TO DO: Retype each of the following items line for line, without changing a single character.

Spatial annotation items:
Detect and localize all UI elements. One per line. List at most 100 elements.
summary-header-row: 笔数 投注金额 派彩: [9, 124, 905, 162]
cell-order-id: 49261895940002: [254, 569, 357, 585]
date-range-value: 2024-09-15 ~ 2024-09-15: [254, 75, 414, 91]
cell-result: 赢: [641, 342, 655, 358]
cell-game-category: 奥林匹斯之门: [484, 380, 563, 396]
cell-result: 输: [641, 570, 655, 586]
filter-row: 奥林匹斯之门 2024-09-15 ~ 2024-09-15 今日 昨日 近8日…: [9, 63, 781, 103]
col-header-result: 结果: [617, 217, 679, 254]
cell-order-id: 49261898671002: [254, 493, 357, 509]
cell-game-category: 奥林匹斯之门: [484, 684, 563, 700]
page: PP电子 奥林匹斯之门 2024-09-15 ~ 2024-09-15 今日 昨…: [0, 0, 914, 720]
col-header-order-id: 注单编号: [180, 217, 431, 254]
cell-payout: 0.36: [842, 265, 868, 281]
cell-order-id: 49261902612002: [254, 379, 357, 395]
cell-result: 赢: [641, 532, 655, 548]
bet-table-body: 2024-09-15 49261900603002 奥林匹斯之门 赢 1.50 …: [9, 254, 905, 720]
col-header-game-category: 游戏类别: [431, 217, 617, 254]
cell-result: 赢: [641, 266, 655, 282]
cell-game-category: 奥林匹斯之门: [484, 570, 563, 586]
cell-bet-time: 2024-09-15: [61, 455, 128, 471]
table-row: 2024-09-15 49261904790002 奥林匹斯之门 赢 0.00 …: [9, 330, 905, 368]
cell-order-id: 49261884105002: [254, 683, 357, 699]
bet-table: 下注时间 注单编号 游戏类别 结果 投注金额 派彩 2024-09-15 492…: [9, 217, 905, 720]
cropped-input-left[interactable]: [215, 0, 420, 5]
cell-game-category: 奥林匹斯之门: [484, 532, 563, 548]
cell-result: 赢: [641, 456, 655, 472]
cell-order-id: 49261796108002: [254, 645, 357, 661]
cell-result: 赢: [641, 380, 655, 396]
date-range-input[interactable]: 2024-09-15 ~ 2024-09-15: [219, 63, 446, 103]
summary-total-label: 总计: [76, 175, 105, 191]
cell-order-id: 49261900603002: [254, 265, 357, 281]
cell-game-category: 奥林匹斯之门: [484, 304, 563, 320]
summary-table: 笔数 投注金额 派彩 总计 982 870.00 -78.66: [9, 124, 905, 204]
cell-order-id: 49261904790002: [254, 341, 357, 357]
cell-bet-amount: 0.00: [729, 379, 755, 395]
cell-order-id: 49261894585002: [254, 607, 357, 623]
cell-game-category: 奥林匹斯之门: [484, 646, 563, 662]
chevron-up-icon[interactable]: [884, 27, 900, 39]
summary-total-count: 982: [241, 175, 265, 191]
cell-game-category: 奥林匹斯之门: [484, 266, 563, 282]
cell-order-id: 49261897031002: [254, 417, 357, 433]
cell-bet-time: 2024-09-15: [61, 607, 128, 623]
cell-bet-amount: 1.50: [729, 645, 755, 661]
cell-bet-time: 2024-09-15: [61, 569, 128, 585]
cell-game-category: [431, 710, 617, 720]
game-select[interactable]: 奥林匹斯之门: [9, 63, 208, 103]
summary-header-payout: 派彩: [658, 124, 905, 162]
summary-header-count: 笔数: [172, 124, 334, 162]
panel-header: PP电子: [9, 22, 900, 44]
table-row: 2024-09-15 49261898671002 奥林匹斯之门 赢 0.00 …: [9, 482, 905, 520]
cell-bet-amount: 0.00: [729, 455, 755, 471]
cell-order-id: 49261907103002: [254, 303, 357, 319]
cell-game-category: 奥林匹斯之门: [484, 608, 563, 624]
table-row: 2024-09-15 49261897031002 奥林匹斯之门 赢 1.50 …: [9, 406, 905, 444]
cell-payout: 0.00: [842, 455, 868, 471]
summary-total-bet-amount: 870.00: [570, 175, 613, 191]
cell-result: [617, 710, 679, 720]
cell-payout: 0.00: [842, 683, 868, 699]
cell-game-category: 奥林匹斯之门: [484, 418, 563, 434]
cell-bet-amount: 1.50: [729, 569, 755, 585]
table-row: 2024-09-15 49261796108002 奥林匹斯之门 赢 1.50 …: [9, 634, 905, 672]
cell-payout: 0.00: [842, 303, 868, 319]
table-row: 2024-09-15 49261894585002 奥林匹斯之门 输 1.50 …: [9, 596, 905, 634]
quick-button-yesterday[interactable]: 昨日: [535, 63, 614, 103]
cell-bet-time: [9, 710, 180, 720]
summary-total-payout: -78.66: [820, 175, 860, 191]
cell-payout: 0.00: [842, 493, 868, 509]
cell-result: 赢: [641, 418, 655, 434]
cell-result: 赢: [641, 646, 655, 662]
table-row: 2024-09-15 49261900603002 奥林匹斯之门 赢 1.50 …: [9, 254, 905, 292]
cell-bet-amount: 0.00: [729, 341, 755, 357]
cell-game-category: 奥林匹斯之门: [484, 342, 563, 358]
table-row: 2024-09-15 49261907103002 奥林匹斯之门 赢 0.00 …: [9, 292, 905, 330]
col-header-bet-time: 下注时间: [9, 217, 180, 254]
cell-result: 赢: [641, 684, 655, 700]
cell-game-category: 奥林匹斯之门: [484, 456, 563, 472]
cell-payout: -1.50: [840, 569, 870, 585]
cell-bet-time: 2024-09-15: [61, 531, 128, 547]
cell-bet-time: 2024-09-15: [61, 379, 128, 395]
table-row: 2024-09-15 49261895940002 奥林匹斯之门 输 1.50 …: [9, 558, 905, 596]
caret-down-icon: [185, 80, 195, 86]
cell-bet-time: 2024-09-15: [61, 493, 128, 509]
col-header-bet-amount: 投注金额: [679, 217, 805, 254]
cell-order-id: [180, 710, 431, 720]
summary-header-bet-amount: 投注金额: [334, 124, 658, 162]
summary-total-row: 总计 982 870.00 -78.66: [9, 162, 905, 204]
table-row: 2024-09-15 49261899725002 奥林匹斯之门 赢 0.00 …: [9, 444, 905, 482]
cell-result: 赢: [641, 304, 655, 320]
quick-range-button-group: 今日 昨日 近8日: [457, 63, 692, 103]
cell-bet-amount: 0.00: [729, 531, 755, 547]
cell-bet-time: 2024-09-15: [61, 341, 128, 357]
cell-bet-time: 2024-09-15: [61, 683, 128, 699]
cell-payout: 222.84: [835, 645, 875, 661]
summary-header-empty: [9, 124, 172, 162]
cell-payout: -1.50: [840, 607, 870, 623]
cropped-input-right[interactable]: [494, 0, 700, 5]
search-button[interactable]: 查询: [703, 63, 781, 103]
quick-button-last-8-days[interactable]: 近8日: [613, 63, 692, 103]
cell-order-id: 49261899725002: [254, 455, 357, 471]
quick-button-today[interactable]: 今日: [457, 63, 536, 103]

EXERCISE SOLUTION:
Detect and localize all UI elements. One per line. List at most 100 elements.
summary-header-row: 笔数 投注金额 派彩: [9, 124, 905, 162]
cell-order-id: 49261895940002: [254, 569, 357, 585]
date-range-value: 2024-09-15 ~ 2024-09-15: [254, 75, 414, 91]
cell-result: 赢: [641, 342, 655, 358]
cell-game-category: 奥林匹斯之门: [484, 380, 563, 396]
cell-result: 输: [641, 570, 655, 586]
filter-row: 奥林匹斯之门 2024-09-15 ~ 2024-09-15 今日 昨日 近8日…: [9, 63, 781, 103]
col-header-result: 结果: [617, 217, 679, 254]
cell-order-id: 49261898671002: [254, 493, 357, 509]
cell-game-category: 奥林匹斯之门: [484, 684, 563, 700]
page: PP电子 奥林匹斯之门 2024-09-15 ~ 2024-09-15 今日 昨…: [0, 0, 914, 720]
col-header-order-id: 注单编号: [180, 217, 431, 254]
cell-payout: 0.36: [842, 265, 868, 281]
cell-order-id: 49261902612002: [254, 379, 357, 395]
cell-result: 赢: [641, 532, 655, 548]
bet-table-body: 2024-09-15 49261900603002 奥林匹斯之门 赢 1.50 …: [9, 254, 905, 720]
col-header-game-category: 游戏类别: [431, 217, 617, 254]
cell-result: 赢: [641, 266, 655, 282]
cell-game-category: 奥林匹斯之门: [484, 570, 563, 586]
cell-bet-time: 2024-09-15: [61, 455, 128, 471]
table-row: 2024-09-15 49261904790002 奥林匹斯之门 赢 0.00 …: [9, 330, 905, 368]
cell-order-id: 49261884105002: [254, 683, 357, 699]
bet-table: 下注时间 注单编号 游戏类别 结果 投注金额 派彩 2024-09-15 492…: [9, 217, 905, 720]
cropped-input-left[interactable]: [215, 0, 420, 5]
cell-game-category: 奥林匹斯之门: [484, 532, 563, 548]
cell-result: 赢: [641, 456, 655, 472]
cell-order-id: 49261796108002: [254, 645, 357, 661]
cell-result: 赢: [641, 380, 655, 396]
date-range-input[interactable]: 2024-09-15 ~ 2024-09-15: [219, 63, 446, 103]
summary-total-label: 总计: [76, 175, 105, 191]
cell-order-id: 49261900603002: [254, 265, 357, 281]
cell-game-category: 奥林匹斯之门: [484, 304, 563, 320]
summary-table: 笔数 投注金额 派彩 总计 982 870.00 -78.66: [9, 124, 905, 204]
cell-order-id: 49261904790002: [254, 341, 357, 357]
cell-bet-amount: 0.00: [729, 379, 755, 395]
cell-order-id: 49261894585002: [254, 607, 357, 623]
cell-game-category: 奥林匹斯之门: [484, 646, 563, 662]
chevron-up-icon[interactable]: [884, 27, 900, 39]
summary-total-count: 982: [241, 175, 265, 191]
cell-game-category: 奥林匹斯之门: [484, 266, 563, 282]
cell-order-id: 49261897031002: [254, 417, 357, 433]
cell-bet-time: 2024-09-15: [61, 607, 128, 623]
cell-bet-amount: 1.50: [729, 645, 755, 661]
cell-bet-time: 2024-09-15: [61, 569, 128, 585]
cell-game-category: [431, 710, 617, 720]
game-select[interactable]: 奥林匹斯之门: [9, 63, 208, 103]
summary-header-payout: 派彩: [658, 124, 905, 162]
summary-header-count: 笔数: [172, 124, 334, 162]
panel-header: PP电子: [9, 22, 900, 44]
table-row: 2024-09-15 49261898671002 奥林匹斯之门 赢 0.00 …: [9, 482, 905, 520]
cell-bet-amount: 0.00: [729, 455, 755, 471]
cell-order-id: 49261907103002: [254, 303, 357, 319]
cell-game-category: 奥林匹斯之门: [484, 608, 563, 624]
table-row: 2024-09-15 49261897031002 奥林匹斯之门 赢 1.50 …: [9, 406, 905, 444]
cell-payout: 0.00: [842, 455, 868, 471]
summary-total-bet-amount: 870.00: [570, 175, 613, 191]
cell-result: [617, 710, 679, 720]
cell-payout: 0.00: [842, 683, 868, 699]
cell-game-category: 奥林匹斯之门: [484, 418, 563, 434]
cell-bet-amount: 1.50: [729, 569, 755, 585]
table-row: 2024-09-15 49261796108002 奥林匹斯之门 赢 1.50 …: [9, 634, 905, 672]
cell-payout: 0.00: [842, 303, 868, 319]
table-row: 2024-09-15 49261894585002 奥林匹斯之门 输 1.50 …: [9, 596, 905, 634]
quick-button-yesterday[interactable]: 昨日: [535, 63, 614, 103]
cell-bet-time: [9, 710, 180, 720]
summary-total-payout: -78.66: [820, 175, 860, 191]
cell-payout: 0.00: [842, 493, 868, 509]
cell-result: 赢: [641, 418, 655, 434]
cell-result: 赢: [641, 646, 655, 662]
table-row: 2024-09-15 49261900603002 奥林匹斯之门 赢 1.50 …: [9, 254, 905, 292]
cell-bet-amount: 0.00: [729, 341, 755, 357]
cell-game-category: 奥林匹斯之门: [484, 342, 563, 358]
table-row: 2024-09-15 49261907103002 奥林匹斯之门 赢 0.00 …: [9, 292, 905, 330]
col-header-bet-time: 下注时间: [9, 217, 180, 254]
cell-result: 赢: [641, 684, 655, 700]
cell-game-category: 奥林匹斯之门: [484, 456, 563, 472]
cell-payout: -1.50: [840, 569, 870, 585]
cell-bet-time: 2024-09-15: [61, 531, 128, 547]
cell-bet-time: 2024-09-15: [61, 379, 128, 395]
table-row: 2024-09-15 49261895940002 奥林匹斯之门 输 1.50 …: [9, 558, 905, 596]
caret-down-icon: [185, 80, 195, 86]
cell-bet-time: 2024-09-15: [61, 493, 128, 509]
col-header-bet-amount: 投注金额: [679, 217, 805, 254]
cell-order-id: [180, 710, 431, 720]
summary-header-bet-amount: 投注金额: [334, 124, 658, 162]
summary-total-row: 总计 982 870.00 -78.66: [9, 162, 905, 204]
table-row: 2024-09-15 49261899725002 奥林匹斯之门 赢 0.00 …: [9, 444, 905, 482]
cell-result: 赢: [641, 304, 655, 320]
quick-range-button-group: 今日 昨日 近8日: [457, 63, 692, 103]
cell-bet-amount: 0.00: [729, 531, 755, 547]
cell-bet-time: 2024-09-15: [61, 341, 128, 357]
cell-bet-time: 2024-09-15: [61, 683, 128, 699]
cell-payout: 222.84: [835, 645, 875, 661]
summary-header-empty: [9, 124, 172, 162]
cell-payout: -1.50: [840, 607, 870, 623]
cropped-input-right[interactable]: [494, 0, 700, 5]
search-button[interactable]: 查询: [703, 63, 781, 103]
quick-button-last-8-days[interactable]: 近8日: [613, 63, 692, 103]
cell-order-id: 49261899725002: [254, 455, 357, 471]
quick-button-today[interactable]: 今日: [457, 63, 536, 103]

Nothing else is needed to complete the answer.